*What is asked*
Repeat the material exactly as it appears.

** START Dataset extract **

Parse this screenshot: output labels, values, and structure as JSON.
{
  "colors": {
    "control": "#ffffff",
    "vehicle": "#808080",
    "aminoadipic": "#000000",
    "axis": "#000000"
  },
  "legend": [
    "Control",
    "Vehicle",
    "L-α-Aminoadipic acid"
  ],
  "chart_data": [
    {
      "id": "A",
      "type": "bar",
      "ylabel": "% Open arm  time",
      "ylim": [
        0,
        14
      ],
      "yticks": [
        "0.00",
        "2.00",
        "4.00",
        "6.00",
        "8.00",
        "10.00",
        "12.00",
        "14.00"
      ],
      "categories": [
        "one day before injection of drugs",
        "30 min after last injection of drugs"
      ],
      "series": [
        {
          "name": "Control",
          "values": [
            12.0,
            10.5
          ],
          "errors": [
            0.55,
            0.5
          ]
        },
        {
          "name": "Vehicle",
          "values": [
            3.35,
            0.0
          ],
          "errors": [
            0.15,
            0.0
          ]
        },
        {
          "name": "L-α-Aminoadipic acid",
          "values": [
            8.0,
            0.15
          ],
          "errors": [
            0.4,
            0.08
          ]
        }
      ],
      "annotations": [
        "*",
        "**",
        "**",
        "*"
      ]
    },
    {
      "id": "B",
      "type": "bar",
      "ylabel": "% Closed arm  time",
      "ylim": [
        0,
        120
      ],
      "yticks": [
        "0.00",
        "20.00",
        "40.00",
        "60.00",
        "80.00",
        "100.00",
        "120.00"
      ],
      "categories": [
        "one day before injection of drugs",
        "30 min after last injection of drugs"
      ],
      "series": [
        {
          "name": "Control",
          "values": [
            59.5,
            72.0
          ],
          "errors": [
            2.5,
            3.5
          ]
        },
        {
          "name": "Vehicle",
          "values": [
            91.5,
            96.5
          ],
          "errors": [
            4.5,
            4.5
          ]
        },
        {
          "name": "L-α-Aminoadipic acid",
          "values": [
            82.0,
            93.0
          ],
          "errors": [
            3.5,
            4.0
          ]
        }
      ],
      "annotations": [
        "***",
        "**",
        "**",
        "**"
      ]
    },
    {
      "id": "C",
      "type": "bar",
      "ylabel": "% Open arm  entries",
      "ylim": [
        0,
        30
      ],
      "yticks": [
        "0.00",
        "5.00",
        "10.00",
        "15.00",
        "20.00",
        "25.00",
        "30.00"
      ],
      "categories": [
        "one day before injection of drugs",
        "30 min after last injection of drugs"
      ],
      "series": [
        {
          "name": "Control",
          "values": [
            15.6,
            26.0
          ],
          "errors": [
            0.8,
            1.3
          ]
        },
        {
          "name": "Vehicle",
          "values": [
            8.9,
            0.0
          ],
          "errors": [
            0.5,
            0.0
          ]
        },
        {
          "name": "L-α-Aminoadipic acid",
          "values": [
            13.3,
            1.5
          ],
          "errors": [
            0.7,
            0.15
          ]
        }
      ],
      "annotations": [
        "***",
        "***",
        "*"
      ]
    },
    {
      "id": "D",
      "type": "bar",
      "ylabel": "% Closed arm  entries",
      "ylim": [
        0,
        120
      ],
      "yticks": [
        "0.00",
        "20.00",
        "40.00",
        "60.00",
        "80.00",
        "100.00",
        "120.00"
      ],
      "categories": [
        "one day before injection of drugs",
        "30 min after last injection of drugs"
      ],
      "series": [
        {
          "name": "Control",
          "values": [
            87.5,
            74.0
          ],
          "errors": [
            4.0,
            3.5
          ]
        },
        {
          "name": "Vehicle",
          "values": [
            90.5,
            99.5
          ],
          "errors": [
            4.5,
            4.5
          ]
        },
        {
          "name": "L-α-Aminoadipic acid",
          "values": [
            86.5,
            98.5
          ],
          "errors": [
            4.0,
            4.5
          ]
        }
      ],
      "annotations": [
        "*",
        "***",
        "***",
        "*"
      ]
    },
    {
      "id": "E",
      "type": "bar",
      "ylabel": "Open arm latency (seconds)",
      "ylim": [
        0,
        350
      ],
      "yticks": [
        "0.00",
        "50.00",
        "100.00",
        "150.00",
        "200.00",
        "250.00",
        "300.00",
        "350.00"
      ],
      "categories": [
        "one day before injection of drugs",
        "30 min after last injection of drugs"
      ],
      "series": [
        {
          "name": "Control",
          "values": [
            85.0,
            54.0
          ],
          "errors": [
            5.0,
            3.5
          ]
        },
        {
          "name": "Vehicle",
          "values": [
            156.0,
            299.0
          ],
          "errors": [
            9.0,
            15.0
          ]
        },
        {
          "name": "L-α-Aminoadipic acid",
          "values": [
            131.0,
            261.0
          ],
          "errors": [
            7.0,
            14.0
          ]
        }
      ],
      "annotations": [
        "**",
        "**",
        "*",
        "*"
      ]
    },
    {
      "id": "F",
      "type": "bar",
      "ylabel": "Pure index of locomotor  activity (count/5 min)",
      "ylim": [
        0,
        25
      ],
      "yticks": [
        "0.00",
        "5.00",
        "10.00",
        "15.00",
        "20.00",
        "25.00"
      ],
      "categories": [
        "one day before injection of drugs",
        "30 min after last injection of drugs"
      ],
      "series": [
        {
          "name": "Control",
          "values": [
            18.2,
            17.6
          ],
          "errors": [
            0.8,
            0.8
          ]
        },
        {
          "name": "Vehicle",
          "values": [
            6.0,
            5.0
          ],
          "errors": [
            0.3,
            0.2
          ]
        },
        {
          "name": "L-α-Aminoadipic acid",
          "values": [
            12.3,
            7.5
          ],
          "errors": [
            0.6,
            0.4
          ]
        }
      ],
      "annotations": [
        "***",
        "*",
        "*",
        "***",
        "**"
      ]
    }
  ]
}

** END Dataset extract **

*Response*
Parse this screenshot: output labels, values, and structure as JSON.
{
  "colors": {
    "control": "#ffffff",
    "vehicle": "#808080",
    "aminoadipic": "#000000",
    "axis": "#000000"
  },
  "legend": [
    "Control",
    "Vehicle",
    "L-α-Aminoadipic acid"
  ],
  "chart_data": [
    {
      "id": "A",
      "type": "bar",
      "ylabel": "% Open arm  time",
      "ylim": [
        0,
        14
      ],
      "yticks": [
        "0.00",
        "2.00",
        "4.00",
        "6.00",
        "8.00",
        "10.00",
        "12.00",
        "14.00"
      ],
      "categories": [
        "one day before injection of drugs",
        "30 min after last injection of drugs"
      ],
      "series": [
        {
          "name": "Control",
          "values": [
            12.0,
            10.5
          ],
          "errors": [
            0.55,
            0.5
          ]
        },
        {
          "name": "Vehicle",
          "values": [
            3.35,
            0.0
          ],
          "errors": [
            0.15,
            0.0
          ]
        },
        {
          "name": "L-α-Aminoadipic acid",
          "values": [
            8.0,
            0.15
          ],
          "errors": [
            0.4,
            0.08
          ]
        }
      ],
      "annotations": [
        "*",
        "**",
        "**",
        "*"
      ]
    },
    {
      "id": "B",
      "type": "bar",
      "ylabel": "% Closed arm  time",
      "ylim": [
        0,
        120
      ],
      "yticks": [
        "0.00",
        "20.00",
        "40.00",
        "60.00",
        "80.00",
        "100.00",
        "120.00"
      ],
      "categories": [
        "one day before injection of drugs",
        "30 min after last injection of drugs"
      ],
      "series": [
        {
          "name": "Control",
          "values": [
            59.5,
            72.0
          ],
          "errors": [
            2.5,
            3.5
          ]
        },
        {
          "name": "Vehicle",
          "values": [
            91.5,
            96.5
          ],
          "errors": [
            4.5,
            4.5
          ]
        },
        {
          "name": "L-α-Aminoadipic acid",
          "values": [
            82.0,
            93.0
          ],
          "errors": [
            3.5,
            4.0
          ]
        }
      ],
      "annotations": [
        "***",
        "**",
        "**",
        "**"
      ]
    },
    {
      "id": "C",
      "type": "bar",
      "ylabel": "% Open arm  entries",
      "ylim": [
        0,
        30
      ],
      "yticks": [
        "0.00",
        "5.00",
        "10.00",
        "15.00",
        "20.00",
        "25.00",
        "30.00"
      ],
      "categories": [
        "one day before injection of drugs",
        "30 min after last injection of drugs"
      ],
      "series": [
        {
          "name": "Control",
          "values": [
            15.6,
            26.0
          ],
          "errors": [
            0.8,
            1.3
          ]
        },
        {
          "name": "Vehicle",
          "values": [
            8.9,
            0.0
          ],
          "errors": [
            0.5,
            0.0
          ]
        },
        {
          "name": "L-α-Aminoadipic acid",
          "values": [
            13.3,
            1.5
          ],
          "errors": [
            0.7,
            0.15
          ]
        }
      ],
      "annotations": [
        "***",
        "***",
        "*"
      ]
    },
    {
      "id": "D",
      "type": "bar",
      "ylabel": "% Closed arm  entries",
      "ylim": [
        0,
        120
      ],
      "yticks": [
        "0.00",
        "20.00",
        "40.00",
        "60.00",
        "80.00",
        "100.00",
        "120.00"
      ],
      "categories": [
        "one day before injection of drugs",
        "30 min after last injection of drugs"
      ],
      "series": [
        {
          "name": "Control",
          "values": [
            87.5,
            74.0
          ],
          "errors": [
            4.0,
            3.5
          ]
        },
        {
          "name": "Vehicle",
          "values": [
            90.5,
            99.5
          ],
          "errors": [
            4.5,
            4.5
          ]
        },
        {
          "name": "L-α-Aminoadipic acid",
          "values": [
            86.5,
            98.5
          ],
          "errors": [
            4.0,
            4.5
          ]
        }
      ],
      "annotations": [
        "*",
        "***",
        "***",
        "*"
      ]
    },
    {
      "id": "E",
      "type": "bar",
      "ylabel": "Open arm latency (seconds)",
      "ylim": [
        0,
        350
      ],
      "yticks": [
        "0.00",
        "50.00",
        "100.00",
        "150.00",
        "200.00",
        "250.00",
        "300.00",
        "350.00"
      ],
      "categories": [
        "one day before injection of drugs",
        "30 min after last injection of drugs"
      ],
      "series": [
        {
          "name": "Control",
          "values": [
            85.0,
            54.0
          ],
          "errors": [
            5.0,
            3.5
          ]
        },
        {
          "name": "Vehicle",
          "values": [
            156.0,
            299.0
          ],
          "errors": [
            9.0,
            15.0
          ]
        },
        {
          "name": "L-α-Aminoadipic acid",
          "values": [
            131.0,
            261.0
          ],
          "errors": [
            7.0,
            14.0
          ]
        }
      ],
      "annotations": [
        "**",
        "**",
        "*",
        "*"
      ]
    },
    {
      "id": "F",
      "type": "bar",
      "ylabel": "Pure index of locomotor  activity (count/5 min)",
      "ylim": [
        0,
        25
      ],
      "yticks": [
        "0.00",
        "5.00",
        "10.00",
        "15.00",
        "20.00",
        "25.00"
      ],
      "categories": [
        "one day before injection of drugs",
        "30 min after last injection of drugs"
      ],
      "series": [
        {
          "name": "Control",
          "values": [
            18.2,
            17.6
          ],
          "errors": [
            0.8,
            0.8
          ]
        },
        {
          "name": "Vehicle",
          "values": [
            6.0,
            5.0
          ],
          "errors": [
            0.3,
            0.2
          ]
        },
        {
          "name": "L-α-Aminoadipic acid",
          "values": [
            12.3,
            7.5
          ],
          "errors": [
            0.6,
            0.4
          ]
        }
      ],
      "annotations": [
        "***",
        "*",
        "*",
        "***",
        "**"
      ]
    }
  ]
}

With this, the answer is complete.